_Short exercise_
Restate all of the data exactly.

§ §

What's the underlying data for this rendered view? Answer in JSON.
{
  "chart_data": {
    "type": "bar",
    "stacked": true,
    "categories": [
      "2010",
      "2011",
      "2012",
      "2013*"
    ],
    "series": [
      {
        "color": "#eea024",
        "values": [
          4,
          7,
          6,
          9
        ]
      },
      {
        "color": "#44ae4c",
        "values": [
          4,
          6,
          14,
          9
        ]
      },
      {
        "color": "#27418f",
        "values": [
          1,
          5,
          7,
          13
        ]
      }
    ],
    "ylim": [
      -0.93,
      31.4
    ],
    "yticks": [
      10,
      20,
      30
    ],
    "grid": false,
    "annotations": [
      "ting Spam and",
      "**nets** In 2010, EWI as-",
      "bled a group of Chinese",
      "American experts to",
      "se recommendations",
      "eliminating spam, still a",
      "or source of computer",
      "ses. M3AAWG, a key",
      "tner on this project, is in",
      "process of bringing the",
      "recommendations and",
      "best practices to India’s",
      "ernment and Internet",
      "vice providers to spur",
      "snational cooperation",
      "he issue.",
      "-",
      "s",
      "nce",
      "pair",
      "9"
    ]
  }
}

§ §

_Written answer_
What's the underlying data for this rendered view? Answer in JSON.
{
  "chart_data": {
    "type": "bar",
    "stacked": true,
    "categories": [
      "2010",
      "2011",
      "2012",
      "2013*"
    ],
    "series": [
      {
        "color": "#eea024",
        "values": [
          4,
          7,
          6,
          9
        ]
      },
      {
        "color": "#44ae4c",
        "values": [
          4,
          6,
          14,
          9
        ]
      },
      {
        "color": "#27418f",
        "values": [
          1,
          5,
          7,
          13
        ]
      }
    ],
    "ylim": [
      -0.93,
      31.4
    ],
    "yticks": [
      10,
      20,
      30
    ],
    "grid": false,
    "annotations": [
      "ting Spam and",
      "**nets** In 2010, EWI as-",
      "bled a group of Chinese",
      "American experts to",
      "se recommendations",
      "eliminating spam, still a",
      "or source of computer",
      "ses. M3AAWG, a key",
      "tner on this project, is in",
      "process of bringing the",
      "recommendations and",
      "best practices to India’s",
      "ernment and Internet",
      "vice providers to spur",
      "snational cooperation",
      "he issue.",
      "-",
      "s",
      "nce",
      "pair",
      "9"
    ]
  }
}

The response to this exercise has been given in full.